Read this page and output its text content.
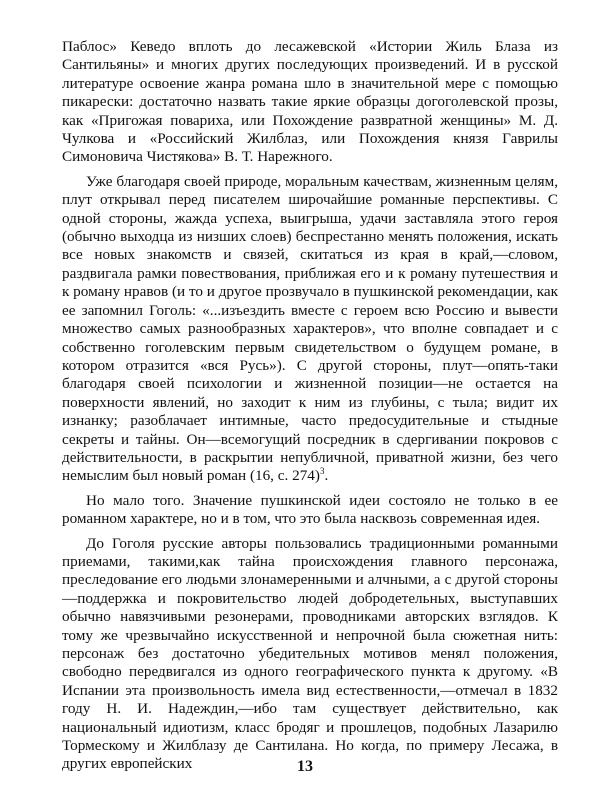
Паблос» Кеведо вплоть до лесажевской «Истории Жиль Блаза из Сантильяны» и многих других последующих произведений. И в русской литературе освоение жанра романа шло в значительной мере с помощью пикарески: достаточно назвать такие яркие образцы догоголевской прозы, как «Пригожая повариха, или Похождение развратной женщины» М. Д. Чулкова и «Российский Жилблаз, или Похождения князя Гаврилы Симоновича Чистякова» В. Т. Нарежного.

Уже благодаря своей природе, моральным качествам, жизненным целям, плут открывал перед писателем широчайшие романные перспективы. С одной стороны, жажда успеха, выигрыша, удачи заставляла этого героя (обычно выходца из низших слоев) беспрестанно менять положения, искать все новых знакомств и связей, скитаться из края в край,—словом, раздвигала рамки повествования, приближая его и к роману путешествия и к роману нравов (и то и другое прозвучало в пушкинской рекомендации, как ее запомнил Гоголь: «...изъездить вместе с героем всю Россию и вывести множество самых разнообразных характеров», что вполне совпадает и с собственно гоголевским первым свидетельством о будущем романе, в котором отразится «вся Русь»). С другой стороны, плут—опять-таки благодаря своей психологии и жизненной позиции—не остается на поверхности явлений, но заходит к ним из глубины, с тыла; видит их изнанку; разоблачает интимные, часто предосудительные и стыдные секреты и тайны. Он—всемогущий посредник в сдергивании покровов с действительности, в раскрытии непубличной, приватной жизни, без чего немыслим был новый роман (16, с. 274)$^3$.

Но мало того. Значение пушкинской идеи состояло не только в ее романном характере, но и в том, что это была насквозь современная идея.

До Гоголя русские авторы пользовались традиционными романными приемами, такими,как тайна происхождения главного персонажа, преследование его людьми злонамеренными и алчными, а с другой стороны—поддержка и покровительство людей добродетельных, выступавших обычно навязчивыми резонерами, проводниками авторских взглядов. К тому же чрезвычайно искусственной и непрочной была сюжетная нить: персонаж без достаточно убедительных мотивов менял положения, свободно передвигался из одного географического пункта к другому. «В Испании эта произвольность имела вид естественности,—отмечал в 1832 году Н. И. Надеждин,—ибо там существует действительно, как национальный идиотизм, класс бродяг и прошлецов, подобных Лазарилю Тормескому и Жилблазу де Сантилана. Но когда, по примеру Лесажа, в других европейских	13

§ **Work instructions**
Reproduce all of the material exactly, apart from the pictures.

§ **Result of this task**
Read this page and output its text content.
Паблос» Кеведо вплоть до лесажевской «Истории Жиль Блаза из Сантильяны» и многих других последующих произведений. И в русской литературе освоение жанра романа шло в значительной мере с помощью пикарески: достаточно назвать такие яркие образцы догоголевской прозы, как «Пригожая повариха, или Похождение развратной женщины» М. Д. Чулкова и «Российский Жилблаз, или Похождения князя Гаврилы Симоновича Чистякова» В. Т. Нарежного.

Уже благодаря своей природе, моральным качествам, жизненным целям, плут открывал перед писателем широчайшие романные перспективы. С одной стороны, жажда успеха, выигрыша, удачи заставляла этого героя (обычно выходца из низших слоев) беспрестанно менять положения, искать все новых знакомств и связей, скитаться из края в край,—словом, раздвигала рамки повествования, приближая его и к роману путешествия и к роману нравов (и то и другое прозвучало в пушкинской рекомендации, как ее запомнил Гоголь: «...изъездить вместе с героем всю Россию и вывести множество самых разнообразных характеров», что вполне совпадает и с собственно гоголевским первым свидетельством о будущем романе, в котором отразится «вся Русь»). С другой стороны, плут—опять-таки благодаря своей психологии и жизненной позиции—не остается на поверхности явлений, но заходит к ним из глубины, с тыла; видит их изнанку; разоблачает интимные, часто предосудительные и стыдные секреты и тайны. Он—всемогущий посредник в сдергивании покровов с действительности, в раскрытии непубличной, приватной жизни, без чего немыслим был новый роман (16, с. 274)$^3$.

Но мало того. Значение пушкинской идеи состояло не только в ее романном характере, но и в том, что это была насквозь современная идея.

До Гоголя русские авторы пользовались традиционными романными приемами, такими,как тайна происхождения главного персонажа, преследование его людьми злонамеренными и алчными, а с другой стороны—поддержка и покровительство людей добродетельных, выступавших обычно навязчивыми резонерами, проводниками авторских взглядов. К тому же чрезвычайно искусственной и непрочной была сюжетная нить: персонаж без достаточно убедительных мотивов менял положения, свободно передвигался из одного географического пункта к другому. «В Испании эта произвольность имела вид естественности,—отмечал в 1832 году Н. И. Надеждин,—ибо там существует действительно, как национальный идиотизм, класс бродяг и прошлецов, подобных Лазарилю Тормескому и Жилблазу де Сантилана. Но когда, по примеру Лесажа, в других европейских	13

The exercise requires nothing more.